Entries with figure data

>> Begin

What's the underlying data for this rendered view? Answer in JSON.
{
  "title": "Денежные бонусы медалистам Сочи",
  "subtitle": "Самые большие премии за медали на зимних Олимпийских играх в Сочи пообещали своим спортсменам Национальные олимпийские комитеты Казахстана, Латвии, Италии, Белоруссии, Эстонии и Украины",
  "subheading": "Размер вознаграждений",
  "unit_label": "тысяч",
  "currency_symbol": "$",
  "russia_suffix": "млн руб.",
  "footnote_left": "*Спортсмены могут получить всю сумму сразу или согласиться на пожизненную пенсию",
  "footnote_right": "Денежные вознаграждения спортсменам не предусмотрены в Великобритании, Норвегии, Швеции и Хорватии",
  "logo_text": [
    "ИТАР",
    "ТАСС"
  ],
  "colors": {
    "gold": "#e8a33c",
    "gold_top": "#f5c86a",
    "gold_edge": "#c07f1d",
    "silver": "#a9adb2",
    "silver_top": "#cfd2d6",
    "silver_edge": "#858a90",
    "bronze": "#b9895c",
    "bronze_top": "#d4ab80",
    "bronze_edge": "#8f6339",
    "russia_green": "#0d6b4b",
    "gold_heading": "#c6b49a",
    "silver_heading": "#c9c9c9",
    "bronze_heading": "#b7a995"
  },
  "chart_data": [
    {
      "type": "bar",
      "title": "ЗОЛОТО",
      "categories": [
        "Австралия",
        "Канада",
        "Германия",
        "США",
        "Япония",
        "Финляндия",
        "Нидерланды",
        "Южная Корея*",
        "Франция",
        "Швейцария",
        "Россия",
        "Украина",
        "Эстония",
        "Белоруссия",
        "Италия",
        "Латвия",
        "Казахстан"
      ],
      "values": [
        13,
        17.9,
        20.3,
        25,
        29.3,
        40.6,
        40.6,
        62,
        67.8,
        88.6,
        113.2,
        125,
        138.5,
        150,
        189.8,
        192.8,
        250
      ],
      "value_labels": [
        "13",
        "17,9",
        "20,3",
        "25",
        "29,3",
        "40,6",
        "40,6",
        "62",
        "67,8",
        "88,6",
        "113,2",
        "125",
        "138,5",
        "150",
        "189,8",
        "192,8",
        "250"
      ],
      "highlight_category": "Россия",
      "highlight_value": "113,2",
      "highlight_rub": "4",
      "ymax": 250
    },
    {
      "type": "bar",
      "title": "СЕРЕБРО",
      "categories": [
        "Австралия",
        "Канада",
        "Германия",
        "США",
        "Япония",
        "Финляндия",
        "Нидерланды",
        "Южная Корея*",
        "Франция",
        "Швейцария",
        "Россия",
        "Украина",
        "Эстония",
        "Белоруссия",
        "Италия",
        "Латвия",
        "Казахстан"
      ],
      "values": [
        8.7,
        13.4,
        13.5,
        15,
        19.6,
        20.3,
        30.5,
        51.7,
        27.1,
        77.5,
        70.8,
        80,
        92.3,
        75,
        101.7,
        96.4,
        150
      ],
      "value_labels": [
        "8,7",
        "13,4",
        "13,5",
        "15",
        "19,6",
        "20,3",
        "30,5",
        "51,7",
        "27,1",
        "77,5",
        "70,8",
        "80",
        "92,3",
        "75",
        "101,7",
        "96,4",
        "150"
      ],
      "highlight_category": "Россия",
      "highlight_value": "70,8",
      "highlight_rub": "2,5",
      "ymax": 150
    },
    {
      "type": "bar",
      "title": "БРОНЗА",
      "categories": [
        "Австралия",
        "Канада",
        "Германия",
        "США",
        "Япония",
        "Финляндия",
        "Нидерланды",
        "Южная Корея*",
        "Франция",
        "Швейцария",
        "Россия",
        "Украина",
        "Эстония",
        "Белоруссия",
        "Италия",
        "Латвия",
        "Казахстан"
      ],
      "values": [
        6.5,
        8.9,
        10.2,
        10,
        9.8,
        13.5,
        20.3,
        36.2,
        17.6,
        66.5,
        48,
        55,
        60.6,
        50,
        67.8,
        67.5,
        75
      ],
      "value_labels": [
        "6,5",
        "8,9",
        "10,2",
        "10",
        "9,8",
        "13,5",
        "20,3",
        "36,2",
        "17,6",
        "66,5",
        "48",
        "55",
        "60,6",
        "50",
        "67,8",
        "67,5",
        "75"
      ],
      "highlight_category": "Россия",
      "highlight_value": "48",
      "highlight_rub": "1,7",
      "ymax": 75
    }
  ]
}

>> End

> **Objective**: From the data above, gather every line that includes the word "Сочи".

> **Expected answer**:
  "title": "Денежные бонусы медалистам Сочи",
  "subtitle": "Самые большие премии за медали на зимних Олимпийских играх в Сочи пообещали своим спортсменам Национальные олимпийские комитеты Казахстана, Латвии, Италии, Белоруссии, Эстонии и Украины",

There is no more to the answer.